EXERCISE AIM> Extract the complete listing and output it unchanged.

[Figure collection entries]
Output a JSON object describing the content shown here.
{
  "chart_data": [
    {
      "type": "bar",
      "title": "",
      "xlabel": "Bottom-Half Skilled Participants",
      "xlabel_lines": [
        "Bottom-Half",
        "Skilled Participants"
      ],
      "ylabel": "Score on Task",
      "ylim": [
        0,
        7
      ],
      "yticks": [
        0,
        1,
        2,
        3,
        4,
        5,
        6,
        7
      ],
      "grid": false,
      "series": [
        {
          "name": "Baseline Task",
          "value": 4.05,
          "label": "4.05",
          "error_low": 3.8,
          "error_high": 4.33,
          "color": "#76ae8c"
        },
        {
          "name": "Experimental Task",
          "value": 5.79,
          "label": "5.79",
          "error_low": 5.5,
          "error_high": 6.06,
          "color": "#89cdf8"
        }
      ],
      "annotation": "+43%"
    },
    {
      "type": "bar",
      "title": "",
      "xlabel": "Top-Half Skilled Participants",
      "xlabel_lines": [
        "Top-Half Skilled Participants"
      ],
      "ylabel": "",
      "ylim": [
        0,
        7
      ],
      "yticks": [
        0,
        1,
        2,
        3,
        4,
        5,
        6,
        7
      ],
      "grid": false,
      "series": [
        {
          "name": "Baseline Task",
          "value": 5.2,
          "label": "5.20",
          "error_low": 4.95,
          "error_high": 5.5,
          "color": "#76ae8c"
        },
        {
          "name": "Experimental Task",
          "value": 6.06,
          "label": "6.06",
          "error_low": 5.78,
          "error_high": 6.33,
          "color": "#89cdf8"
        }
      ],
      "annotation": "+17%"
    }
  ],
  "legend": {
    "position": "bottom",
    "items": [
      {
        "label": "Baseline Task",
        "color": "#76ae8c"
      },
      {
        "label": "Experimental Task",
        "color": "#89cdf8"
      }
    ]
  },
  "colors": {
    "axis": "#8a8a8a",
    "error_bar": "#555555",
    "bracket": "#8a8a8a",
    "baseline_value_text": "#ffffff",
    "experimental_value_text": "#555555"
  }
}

SOLUTION FOR THIS EXERCISE>
Output a JSON object describing the content shown here.
{
  "chart_data": [
    {
      "type": "bar",
      "title": "",
      "xlabel": "Bottom-Half Skilled Participants",
      "xlabel_lines": [
        "Bottom-Half",
        "Skilled Participants"
      ],
      "ylabel": "Score on Task",
      "ylim": [
        0,
        7
      ],
      "yticks": [
        0,
        1,
        2,
        3,
        4,
        5,
        6,
        7
      ],
      "grid": false,
      "series": [
        {
          "name": "Baseline Task",
          "value": 4.05,
          "label": "4.05",
          "error_low": 3.8,
          "error_high": 4.33,
          "color": "#76ae8c"
        },
        {
          "name": "Experimental Task",
          "value": 5.79,
          "label": "5.79",
          "error_low": 5.5,
          "error_high": 6.06,
          "color": "#89cdf8"
        }
      ],
      "annotation": "+43%"
    },
    {
      "type": "bar",
      "title": "",
      "xlabel": "Top-Half Skilled Participants",
      "xlabel_lines": [
        "Top-Half Skilled Participants"
      ],
      "ylabel": "",
      "ylim": [
        0,
        7
      ],
      "yticks": [
        0,
        1,
        2,
        3,
        4,
        5,
        6,
        7
      ],
      "grid": false,
      "series": [
        {
          "name": "Baseline Task",
          "value": 5.2,
          "label": "5.20",
          "error_low": 4.95,
          "error_high": 5.5,
          "color": "#76ae8c"
        },
        {
          "name": "Experimental Task",
          "value": 6.06,
          "label": "6.06",
          "error_low": 5.78,
          "error_high": 6.33,
          "color": "#89cdf8"
        }
      ],
      "annotation": "+17%"
    }
  ],
  "legend": {
    "position": "bottom",
    "items": [
      {
        "label": "Baseline Task",
        "color": "#76ae8c"
      },
      {
        "label": "Experimental Task",
        "color": "#89cdf8"
      }
    ]
  },
  "colors": {
    "axis": "#8a8a8a",
    "error_bar": "#555555",
    "bracket": "#8a8a8a",
    "baseline_value_text": "#ffffff",
    "experimental_value_text": "#555555"
  }
}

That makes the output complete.